(Data records)
════════
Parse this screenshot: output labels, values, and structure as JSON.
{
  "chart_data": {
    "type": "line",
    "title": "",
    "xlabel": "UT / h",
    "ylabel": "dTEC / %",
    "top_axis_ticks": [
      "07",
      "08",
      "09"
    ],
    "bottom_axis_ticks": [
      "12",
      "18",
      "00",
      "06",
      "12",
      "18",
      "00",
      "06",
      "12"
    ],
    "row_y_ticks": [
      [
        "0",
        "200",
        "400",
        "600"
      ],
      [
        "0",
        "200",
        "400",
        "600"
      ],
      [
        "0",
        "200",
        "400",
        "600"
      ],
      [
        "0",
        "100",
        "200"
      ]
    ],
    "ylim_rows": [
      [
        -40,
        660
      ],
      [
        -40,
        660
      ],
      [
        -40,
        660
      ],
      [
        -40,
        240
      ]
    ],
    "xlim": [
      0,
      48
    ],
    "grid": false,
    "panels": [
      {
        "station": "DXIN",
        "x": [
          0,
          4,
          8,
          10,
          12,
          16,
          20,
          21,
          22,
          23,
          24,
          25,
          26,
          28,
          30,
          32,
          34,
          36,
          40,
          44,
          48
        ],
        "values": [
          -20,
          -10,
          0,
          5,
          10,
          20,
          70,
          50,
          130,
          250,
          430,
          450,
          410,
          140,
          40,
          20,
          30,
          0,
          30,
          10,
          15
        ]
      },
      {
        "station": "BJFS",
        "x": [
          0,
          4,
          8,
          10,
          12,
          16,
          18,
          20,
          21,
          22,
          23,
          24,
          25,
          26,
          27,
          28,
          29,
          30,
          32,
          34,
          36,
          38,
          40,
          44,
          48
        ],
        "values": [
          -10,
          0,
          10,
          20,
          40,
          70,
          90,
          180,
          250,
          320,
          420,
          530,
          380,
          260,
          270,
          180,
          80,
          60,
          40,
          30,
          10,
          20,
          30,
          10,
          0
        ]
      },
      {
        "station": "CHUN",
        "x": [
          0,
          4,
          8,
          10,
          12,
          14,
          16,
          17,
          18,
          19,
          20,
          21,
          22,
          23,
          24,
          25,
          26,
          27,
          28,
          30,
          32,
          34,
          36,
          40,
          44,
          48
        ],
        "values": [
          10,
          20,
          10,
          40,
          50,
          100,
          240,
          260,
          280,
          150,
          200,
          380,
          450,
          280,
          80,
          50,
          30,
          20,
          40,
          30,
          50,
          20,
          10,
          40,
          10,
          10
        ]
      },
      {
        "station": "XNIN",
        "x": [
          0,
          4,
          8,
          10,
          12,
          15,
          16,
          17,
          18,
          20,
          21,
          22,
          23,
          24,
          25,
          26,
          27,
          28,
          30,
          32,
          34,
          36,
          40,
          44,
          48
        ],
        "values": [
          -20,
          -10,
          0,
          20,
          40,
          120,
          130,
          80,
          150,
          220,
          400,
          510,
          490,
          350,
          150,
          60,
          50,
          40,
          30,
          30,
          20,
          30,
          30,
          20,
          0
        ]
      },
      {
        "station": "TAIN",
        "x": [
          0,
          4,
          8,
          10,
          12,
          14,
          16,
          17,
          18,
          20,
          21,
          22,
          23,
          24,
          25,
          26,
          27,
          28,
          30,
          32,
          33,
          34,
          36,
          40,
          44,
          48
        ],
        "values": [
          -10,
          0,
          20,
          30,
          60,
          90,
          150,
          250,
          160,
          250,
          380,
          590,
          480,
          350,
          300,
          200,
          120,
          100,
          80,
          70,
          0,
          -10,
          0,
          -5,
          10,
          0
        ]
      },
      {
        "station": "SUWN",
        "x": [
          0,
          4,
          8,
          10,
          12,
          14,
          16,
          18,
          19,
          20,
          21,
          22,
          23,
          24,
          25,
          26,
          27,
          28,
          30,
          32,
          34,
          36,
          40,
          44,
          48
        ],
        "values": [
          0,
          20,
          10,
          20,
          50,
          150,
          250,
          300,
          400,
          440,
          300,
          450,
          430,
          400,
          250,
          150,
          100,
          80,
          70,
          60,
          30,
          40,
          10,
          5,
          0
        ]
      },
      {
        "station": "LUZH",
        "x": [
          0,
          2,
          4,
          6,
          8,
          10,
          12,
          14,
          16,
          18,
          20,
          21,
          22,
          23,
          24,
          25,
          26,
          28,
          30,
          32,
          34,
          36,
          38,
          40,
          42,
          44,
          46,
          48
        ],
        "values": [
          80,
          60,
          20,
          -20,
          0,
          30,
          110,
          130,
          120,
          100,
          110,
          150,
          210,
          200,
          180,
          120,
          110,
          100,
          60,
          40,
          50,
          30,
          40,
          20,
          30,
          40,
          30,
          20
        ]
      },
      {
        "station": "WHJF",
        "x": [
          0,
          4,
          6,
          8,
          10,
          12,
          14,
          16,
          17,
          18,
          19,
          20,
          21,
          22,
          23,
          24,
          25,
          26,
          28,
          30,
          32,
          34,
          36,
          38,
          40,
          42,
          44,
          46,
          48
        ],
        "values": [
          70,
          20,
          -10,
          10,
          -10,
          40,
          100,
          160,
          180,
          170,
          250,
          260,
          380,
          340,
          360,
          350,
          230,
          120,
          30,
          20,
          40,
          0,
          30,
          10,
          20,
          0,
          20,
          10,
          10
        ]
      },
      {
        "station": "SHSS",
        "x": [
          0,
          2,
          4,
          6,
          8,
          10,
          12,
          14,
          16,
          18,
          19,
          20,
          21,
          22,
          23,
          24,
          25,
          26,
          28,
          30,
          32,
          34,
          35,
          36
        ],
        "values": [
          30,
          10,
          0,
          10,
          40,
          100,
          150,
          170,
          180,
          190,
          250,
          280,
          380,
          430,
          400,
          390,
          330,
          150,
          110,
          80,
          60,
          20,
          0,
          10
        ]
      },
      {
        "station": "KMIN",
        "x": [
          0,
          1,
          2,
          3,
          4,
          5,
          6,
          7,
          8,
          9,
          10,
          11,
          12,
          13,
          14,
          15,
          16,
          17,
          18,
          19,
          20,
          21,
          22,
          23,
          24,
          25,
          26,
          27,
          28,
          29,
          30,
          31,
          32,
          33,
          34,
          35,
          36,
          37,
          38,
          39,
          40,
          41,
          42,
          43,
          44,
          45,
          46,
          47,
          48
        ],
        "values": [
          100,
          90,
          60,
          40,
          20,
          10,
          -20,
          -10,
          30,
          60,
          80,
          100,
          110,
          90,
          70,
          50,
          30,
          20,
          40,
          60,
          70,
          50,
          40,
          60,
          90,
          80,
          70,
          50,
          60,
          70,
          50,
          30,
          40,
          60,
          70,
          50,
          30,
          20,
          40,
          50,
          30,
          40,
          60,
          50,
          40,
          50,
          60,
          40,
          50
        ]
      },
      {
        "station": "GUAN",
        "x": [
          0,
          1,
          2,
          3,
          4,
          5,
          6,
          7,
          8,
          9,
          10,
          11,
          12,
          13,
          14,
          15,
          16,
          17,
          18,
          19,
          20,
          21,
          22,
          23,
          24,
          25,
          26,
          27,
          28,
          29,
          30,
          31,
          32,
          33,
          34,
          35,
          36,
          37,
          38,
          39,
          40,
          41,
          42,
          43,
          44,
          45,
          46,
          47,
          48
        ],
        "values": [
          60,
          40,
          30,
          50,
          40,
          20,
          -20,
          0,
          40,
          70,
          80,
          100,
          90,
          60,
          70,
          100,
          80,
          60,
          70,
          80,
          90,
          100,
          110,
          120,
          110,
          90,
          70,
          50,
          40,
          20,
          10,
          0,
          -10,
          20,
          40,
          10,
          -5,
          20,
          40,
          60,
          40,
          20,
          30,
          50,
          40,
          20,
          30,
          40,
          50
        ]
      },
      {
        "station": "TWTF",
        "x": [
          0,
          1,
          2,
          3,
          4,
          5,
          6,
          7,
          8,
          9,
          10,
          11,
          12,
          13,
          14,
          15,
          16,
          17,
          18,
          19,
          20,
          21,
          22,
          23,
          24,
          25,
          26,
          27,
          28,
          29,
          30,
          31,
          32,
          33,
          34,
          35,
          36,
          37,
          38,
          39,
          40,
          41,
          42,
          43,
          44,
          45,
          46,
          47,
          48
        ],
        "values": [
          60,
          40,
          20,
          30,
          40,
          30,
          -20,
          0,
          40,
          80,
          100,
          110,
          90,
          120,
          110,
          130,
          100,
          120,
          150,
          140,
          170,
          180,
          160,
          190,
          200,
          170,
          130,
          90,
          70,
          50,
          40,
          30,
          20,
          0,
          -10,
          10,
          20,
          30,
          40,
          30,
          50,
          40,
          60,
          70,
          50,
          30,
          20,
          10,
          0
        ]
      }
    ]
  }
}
════════
**WHAT THE TASK REQUIRES**:
Which lines of the material contain the string "station"? List each of them.

**WRITTEN RESPONSE**:
        "station": "DXIN",
        "station": "BJFS",
        "station": "CHUN",
        "station": "XNIN",
        "station": "TAIN",
        "station": "SUWN",
        "station": "LUZH",
        "station": "WHJF",
        "station": "SHSS",
        "station": "KMIN",
        "station": "GUAN",
        "station": "TWTF",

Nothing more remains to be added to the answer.